--- Data rows ---

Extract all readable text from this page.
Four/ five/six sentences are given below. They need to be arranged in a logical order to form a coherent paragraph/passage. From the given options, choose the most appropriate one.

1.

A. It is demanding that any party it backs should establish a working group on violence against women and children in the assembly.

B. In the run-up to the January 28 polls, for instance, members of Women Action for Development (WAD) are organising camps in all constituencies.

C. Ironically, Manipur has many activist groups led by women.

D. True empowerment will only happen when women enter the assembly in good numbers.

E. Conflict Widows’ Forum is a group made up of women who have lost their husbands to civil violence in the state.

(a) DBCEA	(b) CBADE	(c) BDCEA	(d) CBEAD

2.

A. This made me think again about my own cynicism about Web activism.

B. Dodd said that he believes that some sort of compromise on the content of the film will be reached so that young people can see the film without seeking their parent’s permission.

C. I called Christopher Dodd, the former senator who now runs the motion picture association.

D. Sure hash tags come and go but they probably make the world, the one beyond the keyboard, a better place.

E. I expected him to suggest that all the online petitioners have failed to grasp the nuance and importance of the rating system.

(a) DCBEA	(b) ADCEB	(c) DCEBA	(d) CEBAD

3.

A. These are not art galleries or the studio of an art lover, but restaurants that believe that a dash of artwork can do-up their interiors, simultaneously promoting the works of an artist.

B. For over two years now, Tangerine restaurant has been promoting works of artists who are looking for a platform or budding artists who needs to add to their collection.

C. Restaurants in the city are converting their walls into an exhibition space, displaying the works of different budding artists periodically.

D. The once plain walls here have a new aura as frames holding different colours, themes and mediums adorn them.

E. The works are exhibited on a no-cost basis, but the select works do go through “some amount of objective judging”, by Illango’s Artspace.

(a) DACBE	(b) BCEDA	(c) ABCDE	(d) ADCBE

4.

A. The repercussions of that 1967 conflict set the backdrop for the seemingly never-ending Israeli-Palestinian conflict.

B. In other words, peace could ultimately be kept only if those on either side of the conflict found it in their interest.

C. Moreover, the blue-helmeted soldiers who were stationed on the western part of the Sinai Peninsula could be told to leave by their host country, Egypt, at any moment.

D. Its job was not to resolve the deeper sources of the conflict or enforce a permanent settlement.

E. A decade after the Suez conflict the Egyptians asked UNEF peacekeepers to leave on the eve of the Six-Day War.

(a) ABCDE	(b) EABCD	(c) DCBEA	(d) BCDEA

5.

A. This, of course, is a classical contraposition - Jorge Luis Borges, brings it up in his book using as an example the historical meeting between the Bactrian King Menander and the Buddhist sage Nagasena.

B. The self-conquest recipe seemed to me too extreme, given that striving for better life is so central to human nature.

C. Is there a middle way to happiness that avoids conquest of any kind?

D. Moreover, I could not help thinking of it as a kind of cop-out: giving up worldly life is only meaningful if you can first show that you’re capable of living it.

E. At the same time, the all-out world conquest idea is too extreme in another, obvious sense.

---

=== The exercise ===
Produce a verbatim transcription of the entries above.

=== Output below ===
Extract all readable text from this page.
Four/ five/six sentences are given below. They need to be arranged in a logical order to form a coherent paragraph/passage. From the given options, choose the most appropriate one.

1.

A. It is demanding that any party it backs should establish a working group on violence against women and children in the assembly.

B. In the run-up to the January 28 polls, for instance, members of Women Action for Development (WAD) are organising camps in all constituencies.

C. Ironically, Manipur has many activist groups led by women.

D. True empowerment will only happen when women enter the assembly in good numbers.

E. Conflict Widows’ Forum is a group made up of women who have lost their husbands to civil violence in the state.

(a) DBCEA	(b) CBADE	(c) BDCEA	(d) CBEAD

2.

A. This made me think again about my own cynicism about Web activism.

B. Dodd said that he believes that some sort of compromise on the content of the film will be reached so that young people can see the film without seeking their parent’s permission.

C. I called Christopher Dodd, the former senator who now runs the motion picture association.

D. Sure hash tags come and go but they probably make the world, the one beyond the keyboard, a better place.

E. I expected him to suggest that all the online petitioners have failed to grasp the nuance and importance of the rating system.

(a) DCBEA	(b) ADCEB	(c) DCEBA	(d) CEBAD

3.

A. These are not art galleries or the studio of an art lover, but restaurants that believe that a dash of artwork can do-up their interiors, simultaneously promoting the works of an artist.

B. For over two years now, Tangerine restaurant has been promoting works of artists who are looking for a platform or budding artists who needs to add to their collection.

C. Restaurants in the city are converting their walls into an exhibition space, displaying the works of different budding artists periodically.

D. The once plain walls here have a new aura as frames holding different colours, themes and mediums adorn them.

E. The works are exhibited on a no-cost basis, but the select works do go through “some amount of objective judging”, by Illango’s Artspace.

(a) DACBE	(b) BCEDA	(c) ABCDE	(d) ADCBE

4.

A. The repercussions of that 1967 conflict set the backdrop for the seemingly never-ending Israeli-Palestinian conflict.

B. In other words, peace could ultimately be kept only if those on either side of the conflict found it in their interest.

C. Moreover, the blue-helmeted soldiers who were stationed on the western part of the Sinai Peninsula could be told to leave by their host country, Egypt, at any moment.

D. Its job was not to resolve the deeper sources of the conflict or enforce a permanent settlement.

E. A decade after the Suez conflict the Egyptians asked UNEF peacekeepers to leave on the eve of the Six-Day War.

(a) ABCDE	(b) EABCD	(c) DCBEA	(d) BCDEA

5.

A. This, of course, is a classical contraposition - Jorge Luis Borges, brings it up in his book using as an example the historical meeting between the Bactrian King Menander and the Buddhist sage Nagasena.

B. The self-conquest recipe seemed to me too extreme, given that striving for better life is so central to human nature.

C. Is there a middle way to happiness that avoids conquest of any kind?

D. Moreover, I could not help thinking of it as a kind of cop-out: giving up worldly life is only meaningful if you can first show that you’re capable of living it.

E. At the same time, the all-out world conquest idea is too extreme in another, obvious sense.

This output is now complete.